● Data shown:
# # # #

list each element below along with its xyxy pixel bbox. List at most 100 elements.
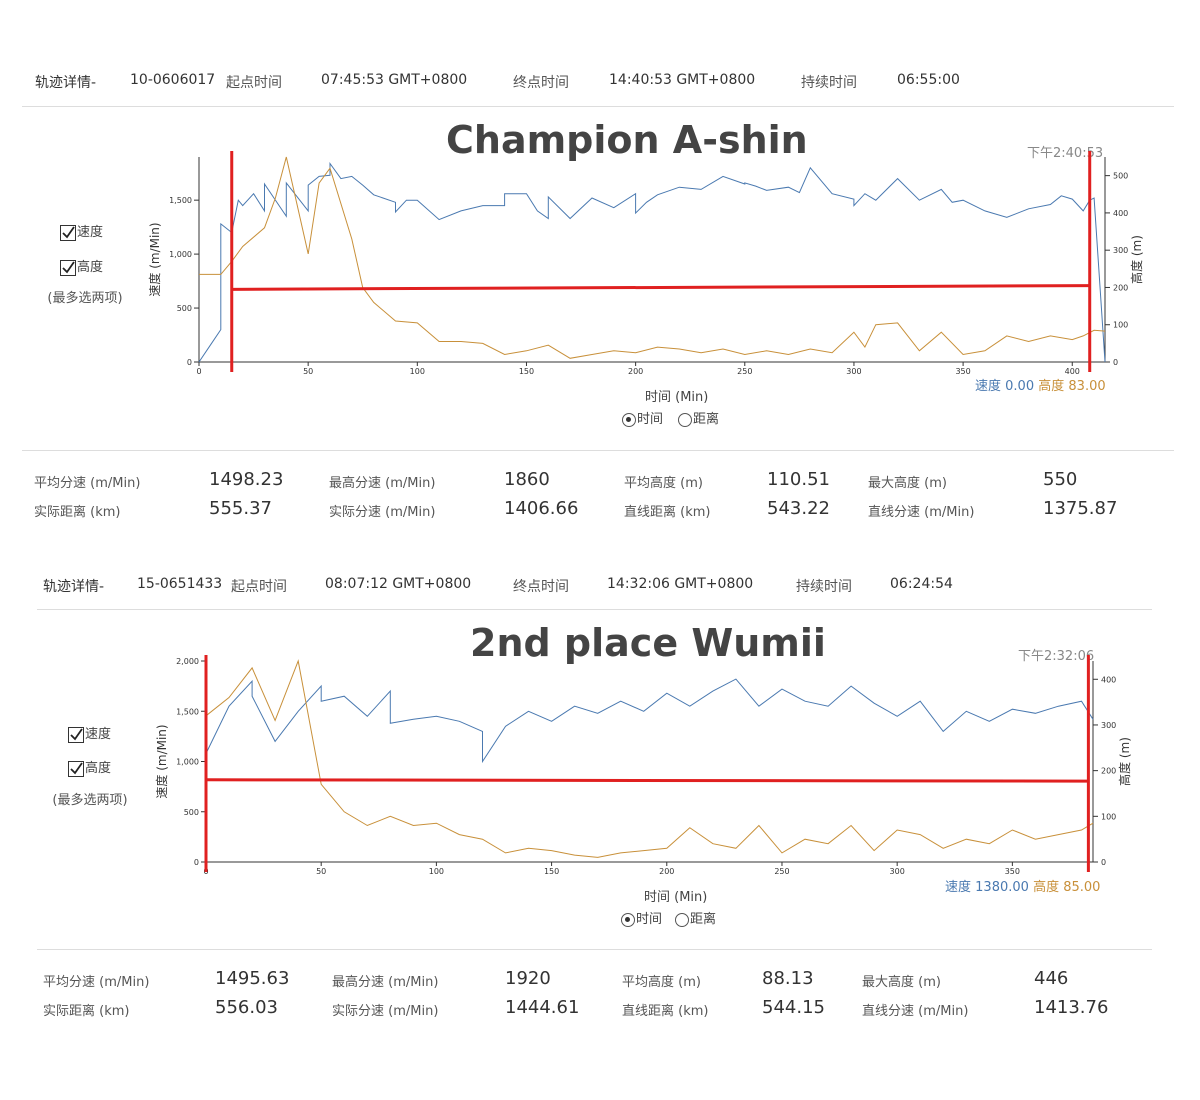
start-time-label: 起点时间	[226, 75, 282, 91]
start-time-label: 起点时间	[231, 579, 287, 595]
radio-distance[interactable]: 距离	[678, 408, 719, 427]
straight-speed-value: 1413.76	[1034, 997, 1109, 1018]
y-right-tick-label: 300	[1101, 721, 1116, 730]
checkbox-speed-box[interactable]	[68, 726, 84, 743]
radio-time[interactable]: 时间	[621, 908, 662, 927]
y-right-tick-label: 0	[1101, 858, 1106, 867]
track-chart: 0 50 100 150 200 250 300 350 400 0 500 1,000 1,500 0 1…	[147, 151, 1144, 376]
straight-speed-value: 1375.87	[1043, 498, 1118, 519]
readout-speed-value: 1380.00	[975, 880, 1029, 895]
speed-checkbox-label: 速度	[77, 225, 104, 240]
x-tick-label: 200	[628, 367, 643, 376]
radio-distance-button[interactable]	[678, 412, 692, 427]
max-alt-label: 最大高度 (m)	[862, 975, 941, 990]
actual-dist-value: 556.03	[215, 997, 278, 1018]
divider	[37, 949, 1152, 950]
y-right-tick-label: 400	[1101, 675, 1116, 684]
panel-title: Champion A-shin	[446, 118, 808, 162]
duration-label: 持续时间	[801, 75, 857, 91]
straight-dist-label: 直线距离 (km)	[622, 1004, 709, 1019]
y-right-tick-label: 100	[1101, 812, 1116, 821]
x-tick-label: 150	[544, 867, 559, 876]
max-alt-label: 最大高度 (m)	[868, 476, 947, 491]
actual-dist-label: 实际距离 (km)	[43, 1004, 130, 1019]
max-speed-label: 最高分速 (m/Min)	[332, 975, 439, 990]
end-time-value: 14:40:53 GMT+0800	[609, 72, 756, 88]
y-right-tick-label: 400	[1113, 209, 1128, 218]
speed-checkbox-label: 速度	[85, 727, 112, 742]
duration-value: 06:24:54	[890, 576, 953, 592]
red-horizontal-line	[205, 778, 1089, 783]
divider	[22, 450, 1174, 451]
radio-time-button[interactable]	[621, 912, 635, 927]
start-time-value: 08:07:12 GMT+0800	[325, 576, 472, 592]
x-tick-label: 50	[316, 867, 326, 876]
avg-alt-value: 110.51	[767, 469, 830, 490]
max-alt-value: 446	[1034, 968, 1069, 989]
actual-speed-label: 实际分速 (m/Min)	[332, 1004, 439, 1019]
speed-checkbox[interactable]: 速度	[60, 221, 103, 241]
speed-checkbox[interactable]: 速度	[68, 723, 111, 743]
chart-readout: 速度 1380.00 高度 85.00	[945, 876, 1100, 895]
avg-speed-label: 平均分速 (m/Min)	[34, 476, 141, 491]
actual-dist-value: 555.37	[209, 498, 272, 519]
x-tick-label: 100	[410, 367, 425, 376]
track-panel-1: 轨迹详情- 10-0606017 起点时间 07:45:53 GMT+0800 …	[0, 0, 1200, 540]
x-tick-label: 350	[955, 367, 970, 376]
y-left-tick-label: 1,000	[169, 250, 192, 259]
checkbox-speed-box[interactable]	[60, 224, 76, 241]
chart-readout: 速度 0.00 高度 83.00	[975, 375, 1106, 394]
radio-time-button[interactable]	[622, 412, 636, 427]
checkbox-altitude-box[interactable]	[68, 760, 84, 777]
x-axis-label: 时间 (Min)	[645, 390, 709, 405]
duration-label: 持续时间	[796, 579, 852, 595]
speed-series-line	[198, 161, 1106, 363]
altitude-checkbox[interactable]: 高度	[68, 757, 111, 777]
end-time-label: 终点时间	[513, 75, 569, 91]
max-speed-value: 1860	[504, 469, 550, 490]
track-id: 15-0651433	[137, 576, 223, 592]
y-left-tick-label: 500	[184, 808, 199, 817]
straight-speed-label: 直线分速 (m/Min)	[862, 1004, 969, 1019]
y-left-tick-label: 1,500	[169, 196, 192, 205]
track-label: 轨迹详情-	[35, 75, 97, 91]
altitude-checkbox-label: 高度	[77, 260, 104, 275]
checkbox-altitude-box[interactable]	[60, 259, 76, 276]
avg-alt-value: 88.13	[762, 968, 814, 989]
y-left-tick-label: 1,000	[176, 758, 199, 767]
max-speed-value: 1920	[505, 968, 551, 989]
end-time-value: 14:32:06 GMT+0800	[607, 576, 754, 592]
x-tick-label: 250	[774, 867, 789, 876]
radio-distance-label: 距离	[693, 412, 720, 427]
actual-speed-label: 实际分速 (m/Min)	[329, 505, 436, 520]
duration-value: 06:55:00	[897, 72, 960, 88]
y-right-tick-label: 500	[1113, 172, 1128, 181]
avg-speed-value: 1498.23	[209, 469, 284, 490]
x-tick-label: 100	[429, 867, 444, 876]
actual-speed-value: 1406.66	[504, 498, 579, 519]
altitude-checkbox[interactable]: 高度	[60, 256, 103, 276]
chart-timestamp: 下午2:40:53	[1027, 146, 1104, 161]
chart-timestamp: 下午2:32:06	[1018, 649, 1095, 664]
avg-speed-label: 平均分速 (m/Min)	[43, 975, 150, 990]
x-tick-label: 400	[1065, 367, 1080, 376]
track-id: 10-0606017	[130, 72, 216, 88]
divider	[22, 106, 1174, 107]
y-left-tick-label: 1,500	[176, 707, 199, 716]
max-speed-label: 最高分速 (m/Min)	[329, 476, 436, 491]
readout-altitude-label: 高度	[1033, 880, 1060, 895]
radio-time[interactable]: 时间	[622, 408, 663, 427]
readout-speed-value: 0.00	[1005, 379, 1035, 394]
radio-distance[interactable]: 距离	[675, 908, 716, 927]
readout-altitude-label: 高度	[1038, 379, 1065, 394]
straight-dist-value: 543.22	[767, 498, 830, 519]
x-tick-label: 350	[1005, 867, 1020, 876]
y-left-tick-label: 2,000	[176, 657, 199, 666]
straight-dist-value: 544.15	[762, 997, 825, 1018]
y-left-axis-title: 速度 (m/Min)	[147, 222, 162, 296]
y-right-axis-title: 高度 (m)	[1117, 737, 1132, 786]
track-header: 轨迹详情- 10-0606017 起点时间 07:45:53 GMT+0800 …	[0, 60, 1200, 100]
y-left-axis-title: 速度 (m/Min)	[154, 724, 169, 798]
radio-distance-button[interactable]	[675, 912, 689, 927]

# # # #

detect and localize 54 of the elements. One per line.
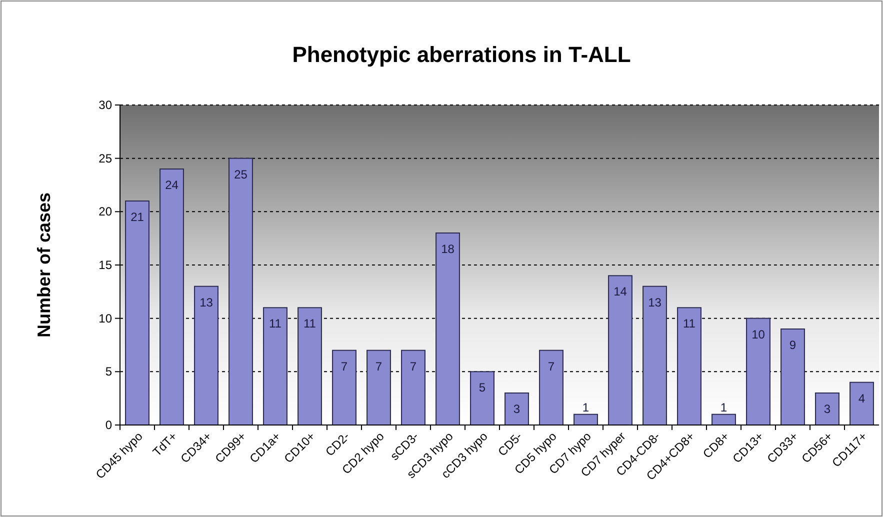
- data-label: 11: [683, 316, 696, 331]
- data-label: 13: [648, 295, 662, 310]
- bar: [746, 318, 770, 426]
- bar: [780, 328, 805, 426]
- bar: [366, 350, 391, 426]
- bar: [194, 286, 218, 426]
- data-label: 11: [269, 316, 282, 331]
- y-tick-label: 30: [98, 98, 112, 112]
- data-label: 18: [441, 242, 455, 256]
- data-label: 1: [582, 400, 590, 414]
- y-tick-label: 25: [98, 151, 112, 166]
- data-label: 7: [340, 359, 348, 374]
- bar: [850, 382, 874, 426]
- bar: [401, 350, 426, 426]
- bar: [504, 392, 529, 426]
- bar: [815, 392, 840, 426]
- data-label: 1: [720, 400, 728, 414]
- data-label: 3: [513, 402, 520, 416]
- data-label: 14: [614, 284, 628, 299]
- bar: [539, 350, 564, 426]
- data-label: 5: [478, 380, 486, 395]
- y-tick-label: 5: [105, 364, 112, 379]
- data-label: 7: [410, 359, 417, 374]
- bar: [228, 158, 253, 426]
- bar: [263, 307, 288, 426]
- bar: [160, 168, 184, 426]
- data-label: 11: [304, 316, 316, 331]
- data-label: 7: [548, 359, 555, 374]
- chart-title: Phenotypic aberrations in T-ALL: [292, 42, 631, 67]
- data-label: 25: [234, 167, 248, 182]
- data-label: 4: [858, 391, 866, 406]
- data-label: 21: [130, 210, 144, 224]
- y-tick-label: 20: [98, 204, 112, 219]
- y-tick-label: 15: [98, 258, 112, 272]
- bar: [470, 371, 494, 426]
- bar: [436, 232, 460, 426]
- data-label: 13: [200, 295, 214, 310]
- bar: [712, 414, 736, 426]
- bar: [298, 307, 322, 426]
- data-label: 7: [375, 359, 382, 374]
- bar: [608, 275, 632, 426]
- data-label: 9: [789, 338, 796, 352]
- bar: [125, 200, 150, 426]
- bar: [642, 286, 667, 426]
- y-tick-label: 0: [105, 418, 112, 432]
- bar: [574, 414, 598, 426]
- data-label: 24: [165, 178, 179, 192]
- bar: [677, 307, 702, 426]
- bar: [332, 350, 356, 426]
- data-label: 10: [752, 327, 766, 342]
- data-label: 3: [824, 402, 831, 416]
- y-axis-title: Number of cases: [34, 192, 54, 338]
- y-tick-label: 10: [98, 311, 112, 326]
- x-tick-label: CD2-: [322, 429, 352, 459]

# # # #

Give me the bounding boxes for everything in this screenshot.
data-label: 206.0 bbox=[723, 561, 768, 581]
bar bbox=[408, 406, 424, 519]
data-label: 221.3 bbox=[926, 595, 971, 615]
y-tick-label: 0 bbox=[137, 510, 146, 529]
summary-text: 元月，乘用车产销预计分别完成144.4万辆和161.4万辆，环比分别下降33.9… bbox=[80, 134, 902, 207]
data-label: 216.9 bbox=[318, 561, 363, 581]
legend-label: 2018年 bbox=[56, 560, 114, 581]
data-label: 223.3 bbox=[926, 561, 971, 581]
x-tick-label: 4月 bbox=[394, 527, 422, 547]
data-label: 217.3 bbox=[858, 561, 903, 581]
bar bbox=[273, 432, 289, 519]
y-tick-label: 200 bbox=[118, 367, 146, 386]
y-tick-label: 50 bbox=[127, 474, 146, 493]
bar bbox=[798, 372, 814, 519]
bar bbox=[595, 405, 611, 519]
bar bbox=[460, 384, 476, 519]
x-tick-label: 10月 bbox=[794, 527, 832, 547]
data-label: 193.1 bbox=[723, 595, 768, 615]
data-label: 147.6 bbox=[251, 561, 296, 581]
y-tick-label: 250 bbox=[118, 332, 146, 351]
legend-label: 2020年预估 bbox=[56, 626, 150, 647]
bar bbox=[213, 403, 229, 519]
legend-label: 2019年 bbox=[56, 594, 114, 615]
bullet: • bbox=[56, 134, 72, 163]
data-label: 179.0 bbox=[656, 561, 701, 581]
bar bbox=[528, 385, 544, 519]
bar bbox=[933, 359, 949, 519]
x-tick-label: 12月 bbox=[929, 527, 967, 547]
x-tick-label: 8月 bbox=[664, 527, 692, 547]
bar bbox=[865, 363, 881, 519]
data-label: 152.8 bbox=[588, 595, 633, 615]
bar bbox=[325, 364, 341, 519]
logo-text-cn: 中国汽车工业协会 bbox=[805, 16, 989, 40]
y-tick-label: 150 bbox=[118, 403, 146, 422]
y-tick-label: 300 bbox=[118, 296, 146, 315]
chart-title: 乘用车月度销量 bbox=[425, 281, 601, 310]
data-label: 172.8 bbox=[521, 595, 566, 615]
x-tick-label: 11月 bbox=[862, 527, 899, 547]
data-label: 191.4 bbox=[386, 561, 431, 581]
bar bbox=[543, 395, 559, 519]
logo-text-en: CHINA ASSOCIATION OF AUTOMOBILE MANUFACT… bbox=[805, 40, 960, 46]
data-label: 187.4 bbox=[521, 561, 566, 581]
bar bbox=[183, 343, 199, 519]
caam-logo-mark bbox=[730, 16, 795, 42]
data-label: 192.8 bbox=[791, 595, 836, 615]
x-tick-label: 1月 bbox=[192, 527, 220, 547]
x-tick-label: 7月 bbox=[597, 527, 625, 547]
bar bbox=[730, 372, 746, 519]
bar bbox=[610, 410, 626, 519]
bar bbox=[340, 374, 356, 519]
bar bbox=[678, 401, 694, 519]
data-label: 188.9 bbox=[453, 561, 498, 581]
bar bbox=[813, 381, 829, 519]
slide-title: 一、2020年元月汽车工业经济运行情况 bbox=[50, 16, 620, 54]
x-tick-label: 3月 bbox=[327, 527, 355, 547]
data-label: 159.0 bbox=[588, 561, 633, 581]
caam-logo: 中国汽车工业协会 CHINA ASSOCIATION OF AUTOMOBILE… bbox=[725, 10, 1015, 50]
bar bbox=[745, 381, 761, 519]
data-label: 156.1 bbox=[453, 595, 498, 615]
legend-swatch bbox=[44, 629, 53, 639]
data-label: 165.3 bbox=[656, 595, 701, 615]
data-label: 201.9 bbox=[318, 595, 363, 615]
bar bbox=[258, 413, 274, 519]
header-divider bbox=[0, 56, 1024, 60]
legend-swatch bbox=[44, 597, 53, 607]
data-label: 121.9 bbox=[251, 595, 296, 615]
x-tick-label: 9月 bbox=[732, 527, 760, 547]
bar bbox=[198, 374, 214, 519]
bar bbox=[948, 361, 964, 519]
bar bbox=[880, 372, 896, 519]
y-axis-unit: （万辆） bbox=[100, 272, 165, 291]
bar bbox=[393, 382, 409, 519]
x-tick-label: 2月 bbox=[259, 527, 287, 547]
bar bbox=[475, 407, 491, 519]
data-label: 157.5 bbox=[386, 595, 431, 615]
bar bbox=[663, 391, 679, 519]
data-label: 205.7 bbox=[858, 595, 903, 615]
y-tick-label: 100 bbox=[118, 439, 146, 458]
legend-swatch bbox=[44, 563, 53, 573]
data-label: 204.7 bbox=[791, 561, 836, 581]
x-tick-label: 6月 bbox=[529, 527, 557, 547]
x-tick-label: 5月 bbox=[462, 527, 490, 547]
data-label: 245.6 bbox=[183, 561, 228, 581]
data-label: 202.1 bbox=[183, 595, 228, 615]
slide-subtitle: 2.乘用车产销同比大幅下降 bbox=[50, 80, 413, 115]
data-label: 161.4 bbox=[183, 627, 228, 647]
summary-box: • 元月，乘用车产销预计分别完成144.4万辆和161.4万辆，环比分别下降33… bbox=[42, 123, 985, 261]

# # # #

● Exercise: Repeat, character for character, the part of the data above that opens with the line containing "75, 282, 91]" and closes with the line containing "track-chart: 0 50", both of those lines included.

● Completed task:
start-time-label: 起点时间	[226, 75, 282, 91]
start-time-label: 起点时间	[231, 579, 287, 595]
radio-distance[interactable]: 距离	[678, 408, 719, 427]
straight-speed-value: 1413.76	[1034, 997, 1109, 1018]
y-right-tick-label: 300	[1101, 721, 1116, 730]
checkbox-speed-box[interactable]	[68, 726, 84, 743]
radio-time[interactable]: 时间	[621, 908, 662, 927]
y-right-tick-label: 0	[1101, 858, 1106, 867]
track-chart: 0 50 100 150 200 250 300 350 400 0 500 1,000 1,500 0 1…	[147, 151, 1144, 376]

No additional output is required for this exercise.